[Dataset entries on figures]

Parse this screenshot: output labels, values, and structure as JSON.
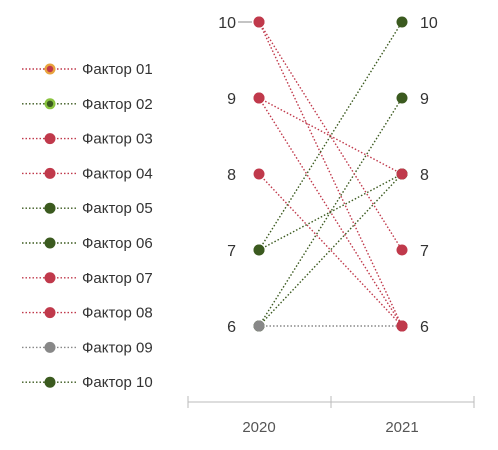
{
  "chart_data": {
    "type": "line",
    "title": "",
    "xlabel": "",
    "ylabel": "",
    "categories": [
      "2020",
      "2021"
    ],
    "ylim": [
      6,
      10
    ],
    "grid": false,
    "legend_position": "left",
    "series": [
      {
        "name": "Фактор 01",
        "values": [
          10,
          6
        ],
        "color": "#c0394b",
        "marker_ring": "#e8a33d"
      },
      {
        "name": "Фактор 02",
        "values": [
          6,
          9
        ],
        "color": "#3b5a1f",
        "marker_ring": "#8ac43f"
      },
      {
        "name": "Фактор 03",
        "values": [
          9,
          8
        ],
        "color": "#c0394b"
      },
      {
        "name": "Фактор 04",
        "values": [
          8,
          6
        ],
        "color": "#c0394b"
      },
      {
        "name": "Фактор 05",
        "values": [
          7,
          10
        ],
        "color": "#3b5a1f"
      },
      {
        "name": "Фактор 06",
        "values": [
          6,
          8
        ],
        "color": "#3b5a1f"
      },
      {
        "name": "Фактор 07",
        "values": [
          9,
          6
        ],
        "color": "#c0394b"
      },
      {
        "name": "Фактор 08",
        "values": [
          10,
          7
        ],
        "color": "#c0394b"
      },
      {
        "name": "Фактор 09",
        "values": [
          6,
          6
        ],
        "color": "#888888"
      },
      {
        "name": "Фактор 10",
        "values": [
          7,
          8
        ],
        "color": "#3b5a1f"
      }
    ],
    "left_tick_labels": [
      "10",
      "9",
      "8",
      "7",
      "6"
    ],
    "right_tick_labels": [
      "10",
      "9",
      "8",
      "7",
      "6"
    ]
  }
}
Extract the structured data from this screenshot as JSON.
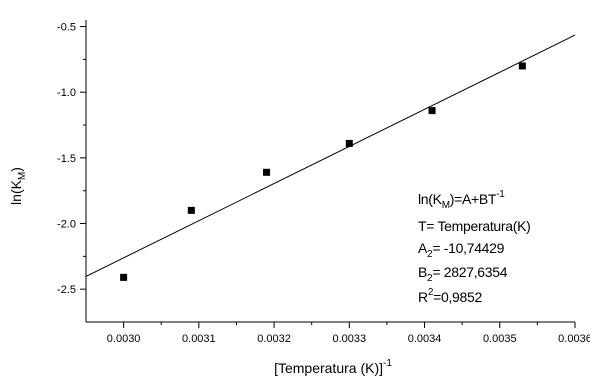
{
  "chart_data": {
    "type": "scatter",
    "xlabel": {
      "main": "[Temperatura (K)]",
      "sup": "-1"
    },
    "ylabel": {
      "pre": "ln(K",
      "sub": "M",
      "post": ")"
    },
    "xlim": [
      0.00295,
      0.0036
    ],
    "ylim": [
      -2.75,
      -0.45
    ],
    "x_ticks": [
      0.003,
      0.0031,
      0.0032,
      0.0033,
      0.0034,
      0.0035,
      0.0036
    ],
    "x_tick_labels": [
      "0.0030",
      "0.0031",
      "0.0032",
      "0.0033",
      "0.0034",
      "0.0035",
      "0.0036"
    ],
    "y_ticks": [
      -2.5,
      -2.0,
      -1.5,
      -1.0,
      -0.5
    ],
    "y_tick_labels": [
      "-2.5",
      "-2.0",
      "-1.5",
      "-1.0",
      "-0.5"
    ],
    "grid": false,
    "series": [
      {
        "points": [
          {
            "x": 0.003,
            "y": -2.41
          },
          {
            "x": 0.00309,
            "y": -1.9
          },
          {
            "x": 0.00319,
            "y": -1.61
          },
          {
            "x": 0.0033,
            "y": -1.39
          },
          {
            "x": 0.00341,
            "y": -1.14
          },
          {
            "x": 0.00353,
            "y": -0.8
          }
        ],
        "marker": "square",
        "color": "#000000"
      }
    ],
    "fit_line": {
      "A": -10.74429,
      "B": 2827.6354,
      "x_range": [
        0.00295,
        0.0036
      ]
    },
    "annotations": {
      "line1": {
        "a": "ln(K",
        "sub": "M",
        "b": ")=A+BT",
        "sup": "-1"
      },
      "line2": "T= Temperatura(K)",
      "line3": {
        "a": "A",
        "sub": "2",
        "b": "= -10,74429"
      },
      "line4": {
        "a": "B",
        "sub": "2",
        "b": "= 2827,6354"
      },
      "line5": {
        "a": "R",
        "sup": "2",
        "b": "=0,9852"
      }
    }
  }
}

* * *

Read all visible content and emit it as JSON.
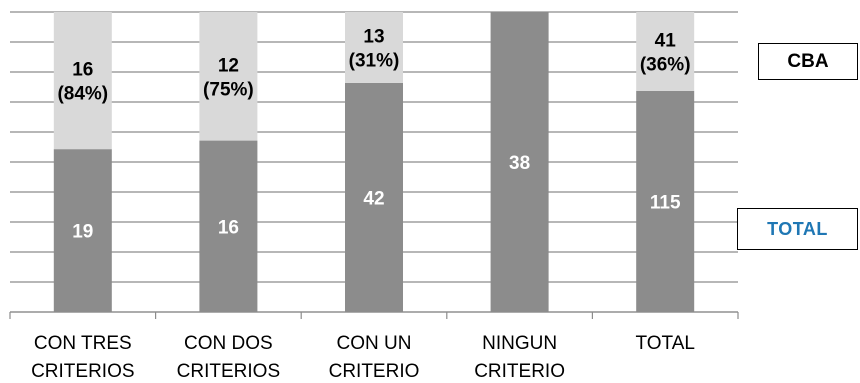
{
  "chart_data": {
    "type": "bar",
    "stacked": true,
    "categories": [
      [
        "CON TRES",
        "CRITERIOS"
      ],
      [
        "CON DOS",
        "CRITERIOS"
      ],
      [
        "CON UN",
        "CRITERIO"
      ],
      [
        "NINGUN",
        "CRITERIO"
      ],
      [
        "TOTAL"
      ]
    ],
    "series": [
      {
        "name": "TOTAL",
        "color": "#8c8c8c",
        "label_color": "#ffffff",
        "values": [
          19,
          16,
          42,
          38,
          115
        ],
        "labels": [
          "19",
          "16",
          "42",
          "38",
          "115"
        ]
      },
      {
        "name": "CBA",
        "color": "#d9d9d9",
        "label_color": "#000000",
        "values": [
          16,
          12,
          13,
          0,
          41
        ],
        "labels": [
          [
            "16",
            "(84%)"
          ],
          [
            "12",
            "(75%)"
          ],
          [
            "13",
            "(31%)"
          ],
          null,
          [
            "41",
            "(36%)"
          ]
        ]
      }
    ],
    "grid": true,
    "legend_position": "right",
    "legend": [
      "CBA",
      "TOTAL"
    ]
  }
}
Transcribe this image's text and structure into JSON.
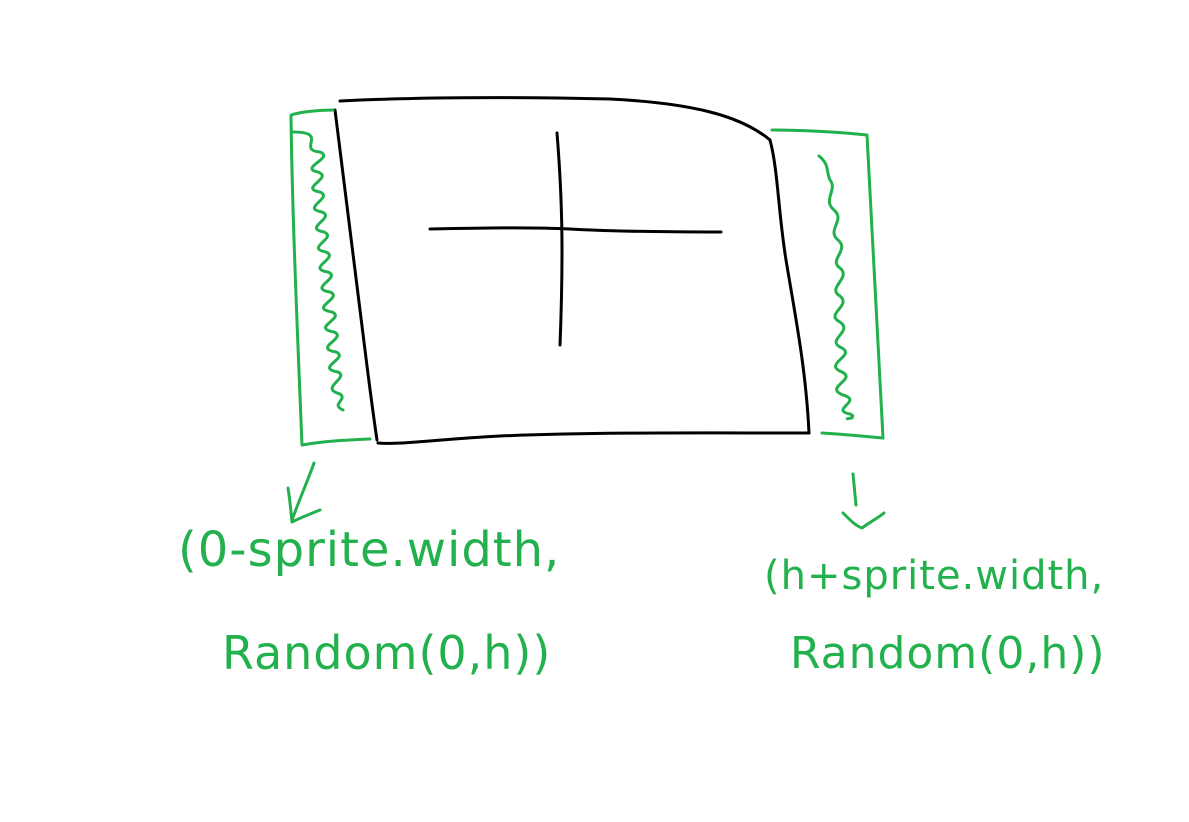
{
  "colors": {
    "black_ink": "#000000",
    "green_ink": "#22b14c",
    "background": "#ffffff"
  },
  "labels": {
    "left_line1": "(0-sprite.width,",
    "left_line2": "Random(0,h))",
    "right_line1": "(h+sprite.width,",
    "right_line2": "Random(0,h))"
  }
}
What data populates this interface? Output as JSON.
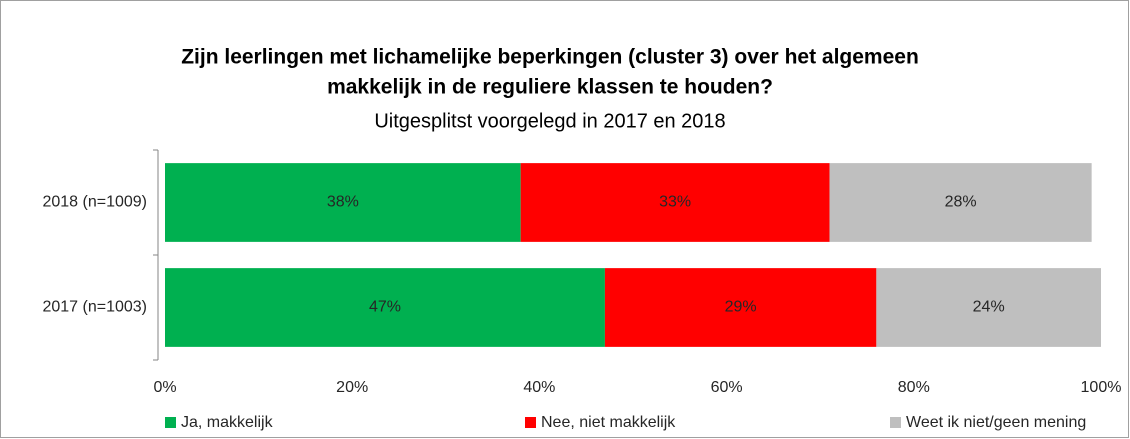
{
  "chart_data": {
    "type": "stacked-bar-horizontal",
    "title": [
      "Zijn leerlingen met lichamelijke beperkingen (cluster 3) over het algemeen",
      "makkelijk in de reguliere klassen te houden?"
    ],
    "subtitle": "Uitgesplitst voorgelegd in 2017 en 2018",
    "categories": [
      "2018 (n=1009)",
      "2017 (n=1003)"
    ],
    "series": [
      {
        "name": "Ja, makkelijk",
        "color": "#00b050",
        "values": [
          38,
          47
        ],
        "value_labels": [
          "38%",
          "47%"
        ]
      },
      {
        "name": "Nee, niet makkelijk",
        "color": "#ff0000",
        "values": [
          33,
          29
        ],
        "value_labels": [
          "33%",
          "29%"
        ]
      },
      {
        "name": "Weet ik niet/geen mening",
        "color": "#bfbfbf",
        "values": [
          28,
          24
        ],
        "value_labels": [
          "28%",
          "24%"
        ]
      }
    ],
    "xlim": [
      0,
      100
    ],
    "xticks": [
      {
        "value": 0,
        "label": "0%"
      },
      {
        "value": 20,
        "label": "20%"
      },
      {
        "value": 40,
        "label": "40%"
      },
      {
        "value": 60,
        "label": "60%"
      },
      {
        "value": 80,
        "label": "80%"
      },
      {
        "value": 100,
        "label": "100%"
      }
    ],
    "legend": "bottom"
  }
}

§ **Required work**: Using the records given above, list every line that includes the word "JSON".

§ **Answer for this exercise**:
Parse this screenshot: output labels, values, and structure as JSON.
Extract the structured data from this screenshot as JSON.
Read all visible content and emit it as JSON.
Transcribe this image's text and structure into JSON.
What data populates this interface? Output as JSON.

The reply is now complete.